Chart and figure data
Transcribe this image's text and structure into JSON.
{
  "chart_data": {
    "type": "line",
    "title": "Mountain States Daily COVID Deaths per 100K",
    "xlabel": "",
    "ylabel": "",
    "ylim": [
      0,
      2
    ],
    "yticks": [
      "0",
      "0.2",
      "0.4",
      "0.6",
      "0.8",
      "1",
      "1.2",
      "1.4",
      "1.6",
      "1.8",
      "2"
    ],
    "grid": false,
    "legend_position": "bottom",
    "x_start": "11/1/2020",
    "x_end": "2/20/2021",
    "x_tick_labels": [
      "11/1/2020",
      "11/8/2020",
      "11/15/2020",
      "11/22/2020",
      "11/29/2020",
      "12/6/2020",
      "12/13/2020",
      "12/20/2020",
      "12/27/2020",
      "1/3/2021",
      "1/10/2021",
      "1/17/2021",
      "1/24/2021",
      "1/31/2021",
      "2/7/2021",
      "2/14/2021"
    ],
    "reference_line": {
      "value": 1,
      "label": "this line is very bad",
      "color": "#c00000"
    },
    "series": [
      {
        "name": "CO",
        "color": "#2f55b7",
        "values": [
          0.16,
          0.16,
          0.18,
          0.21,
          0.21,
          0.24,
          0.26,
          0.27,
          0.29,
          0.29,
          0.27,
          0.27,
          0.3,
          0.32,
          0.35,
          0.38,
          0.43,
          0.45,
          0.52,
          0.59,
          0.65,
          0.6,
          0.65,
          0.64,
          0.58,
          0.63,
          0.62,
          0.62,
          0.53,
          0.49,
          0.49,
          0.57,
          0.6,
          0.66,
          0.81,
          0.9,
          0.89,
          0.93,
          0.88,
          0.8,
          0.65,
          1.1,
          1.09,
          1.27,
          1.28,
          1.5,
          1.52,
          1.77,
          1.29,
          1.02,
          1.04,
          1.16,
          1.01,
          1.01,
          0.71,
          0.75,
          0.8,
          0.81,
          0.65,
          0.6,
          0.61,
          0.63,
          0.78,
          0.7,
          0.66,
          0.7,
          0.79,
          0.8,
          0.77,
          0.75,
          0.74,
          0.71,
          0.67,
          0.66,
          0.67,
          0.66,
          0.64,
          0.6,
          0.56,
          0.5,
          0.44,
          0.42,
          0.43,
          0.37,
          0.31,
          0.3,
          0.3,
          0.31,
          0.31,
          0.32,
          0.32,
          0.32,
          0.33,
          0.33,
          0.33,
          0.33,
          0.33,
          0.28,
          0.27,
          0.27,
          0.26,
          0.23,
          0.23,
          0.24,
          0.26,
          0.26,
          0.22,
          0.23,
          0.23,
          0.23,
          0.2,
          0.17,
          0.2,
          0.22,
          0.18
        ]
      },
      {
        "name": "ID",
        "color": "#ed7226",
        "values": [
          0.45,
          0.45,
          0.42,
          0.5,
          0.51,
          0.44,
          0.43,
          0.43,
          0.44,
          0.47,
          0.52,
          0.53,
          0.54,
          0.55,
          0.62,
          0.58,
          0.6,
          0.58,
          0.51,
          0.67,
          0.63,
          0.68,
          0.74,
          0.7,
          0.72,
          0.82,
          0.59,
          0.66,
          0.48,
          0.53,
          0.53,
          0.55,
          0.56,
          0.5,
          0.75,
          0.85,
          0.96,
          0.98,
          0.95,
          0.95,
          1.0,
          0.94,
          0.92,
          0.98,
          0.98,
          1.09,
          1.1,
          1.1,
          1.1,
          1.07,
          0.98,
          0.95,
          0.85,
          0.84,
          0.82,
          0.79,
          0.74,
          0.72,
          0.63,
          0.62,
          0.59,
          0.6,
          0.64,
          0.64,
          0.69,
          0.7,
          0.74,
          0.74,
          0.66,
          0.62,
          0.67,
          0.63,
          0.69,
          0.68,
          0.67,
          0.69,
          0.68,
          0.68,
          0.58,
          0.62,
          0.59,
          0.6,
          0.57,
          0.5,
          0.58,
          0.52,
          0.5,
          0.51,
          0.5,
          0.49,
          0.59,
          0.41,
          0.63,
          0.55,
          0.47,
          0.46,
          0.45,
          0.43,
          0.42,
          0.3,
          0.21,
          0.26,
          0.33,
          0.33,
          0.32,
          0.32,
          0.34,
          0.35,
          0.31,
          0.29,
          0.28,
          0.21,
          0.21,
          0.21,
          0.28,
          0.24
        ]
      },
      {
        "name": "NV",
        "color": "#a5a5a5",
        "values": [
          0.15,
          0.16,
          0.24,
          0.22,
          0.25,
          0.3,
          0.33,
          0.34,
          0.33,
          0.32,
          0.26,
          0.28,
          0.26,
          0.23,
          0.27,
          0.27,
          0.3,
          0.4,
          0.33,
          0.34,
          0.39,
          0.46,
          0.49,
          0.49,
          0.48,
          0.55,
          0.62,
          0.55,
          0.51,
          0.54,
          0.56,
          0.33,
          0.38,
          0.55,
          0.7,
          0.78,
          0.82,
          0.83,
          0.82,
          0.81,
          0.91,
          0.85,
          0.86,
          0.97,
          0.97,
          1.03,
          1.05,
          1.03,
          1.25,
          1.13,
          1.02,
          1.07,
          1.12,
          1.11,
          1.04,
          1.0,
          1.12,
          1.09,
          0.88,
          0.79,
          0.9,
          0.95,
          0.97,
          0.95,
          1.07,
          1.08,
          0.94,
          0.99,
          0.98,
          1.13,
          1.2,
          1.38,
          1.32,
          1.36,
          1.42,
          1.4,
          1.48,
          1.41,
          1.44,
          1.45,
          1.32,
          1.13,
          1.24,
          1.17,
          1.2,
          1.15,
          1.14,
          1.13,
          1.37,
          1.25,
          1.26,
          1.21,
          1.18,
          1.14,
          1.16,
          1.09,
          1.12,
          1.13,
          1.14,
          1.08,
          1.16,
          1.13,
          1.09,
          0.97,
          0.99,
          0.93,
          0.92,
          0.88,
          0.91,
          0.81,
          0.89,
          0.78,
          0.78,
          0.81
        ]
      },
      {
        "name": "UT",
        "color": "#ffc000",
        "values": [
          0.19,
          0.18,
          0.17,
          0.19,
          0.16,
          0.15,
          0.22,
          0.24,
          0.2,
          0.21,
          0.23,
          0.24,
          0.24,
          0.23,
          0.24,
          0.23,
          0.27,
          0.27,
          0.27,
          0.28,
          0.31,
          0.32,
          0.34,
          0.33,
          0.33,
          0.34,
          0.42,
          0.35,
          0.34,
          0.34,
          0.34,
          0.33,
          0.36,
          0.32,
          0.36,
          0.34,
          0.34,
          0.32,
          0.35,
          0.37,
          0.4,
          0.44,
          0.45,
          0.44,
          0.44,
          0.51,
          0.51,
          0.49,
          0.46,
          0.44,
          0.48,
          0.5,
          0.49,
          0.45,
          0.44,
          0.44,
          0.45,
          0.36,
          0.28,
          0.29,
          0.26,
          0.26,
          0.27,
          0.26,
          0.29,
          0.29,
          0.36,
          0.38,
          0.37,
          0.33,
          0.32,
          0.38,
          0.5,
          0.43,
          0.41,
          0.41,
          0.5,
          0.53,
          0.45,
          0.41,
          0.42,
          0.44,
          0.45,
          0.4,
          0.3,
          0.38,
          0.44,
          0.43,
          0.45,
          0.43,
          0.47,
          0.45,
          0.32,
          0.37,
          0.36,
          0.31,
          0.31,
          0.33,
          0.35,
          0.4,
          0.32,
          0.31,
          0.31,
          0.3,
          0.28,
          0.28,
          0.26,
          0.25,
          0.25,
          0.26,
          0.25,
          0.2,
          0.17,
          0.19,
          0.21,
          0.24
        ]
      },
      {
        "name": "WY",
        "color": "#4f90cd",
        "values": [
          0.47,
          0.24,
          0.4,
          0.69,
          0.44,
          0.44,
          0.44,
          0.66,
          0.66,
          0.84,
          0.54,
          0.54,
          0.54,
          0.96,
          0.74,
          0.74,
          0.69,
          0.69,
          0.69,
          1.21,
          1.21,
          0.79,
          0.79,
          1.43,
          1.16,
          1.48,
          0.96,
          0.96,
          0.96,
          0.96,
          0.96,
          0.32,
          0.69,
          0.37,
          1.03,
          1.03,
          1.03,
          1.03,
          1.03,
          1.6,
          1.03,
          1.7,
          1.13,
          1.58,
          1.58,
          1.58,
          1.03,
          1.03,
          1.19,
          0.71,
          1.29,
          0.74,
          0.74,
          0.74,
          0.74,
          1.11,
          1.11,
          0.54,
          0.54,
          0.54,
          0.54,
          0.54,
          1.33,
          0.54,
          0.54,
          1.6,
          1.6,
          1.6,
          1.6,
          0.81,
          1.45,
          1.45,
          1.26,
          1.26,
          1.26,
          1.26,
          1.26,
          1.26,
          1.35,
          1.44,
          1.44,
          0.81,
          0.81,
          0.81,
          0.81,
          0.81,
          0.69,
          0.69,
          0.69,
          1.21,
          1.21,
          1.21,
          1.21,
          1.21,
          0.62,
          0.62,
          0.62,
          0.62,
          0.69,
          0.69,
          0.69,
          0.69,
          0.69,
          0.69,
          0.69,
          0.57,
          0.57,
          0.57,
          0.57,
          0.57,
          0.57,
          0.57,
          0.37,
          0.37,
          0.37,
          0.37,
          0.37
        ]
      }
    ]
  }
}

● **What you have to do**
Find all the lines containing "this" in the material, then copy them.

● **Task result**
Transcribe this image's text and structure into JSON.
      "label": "this line is very bad",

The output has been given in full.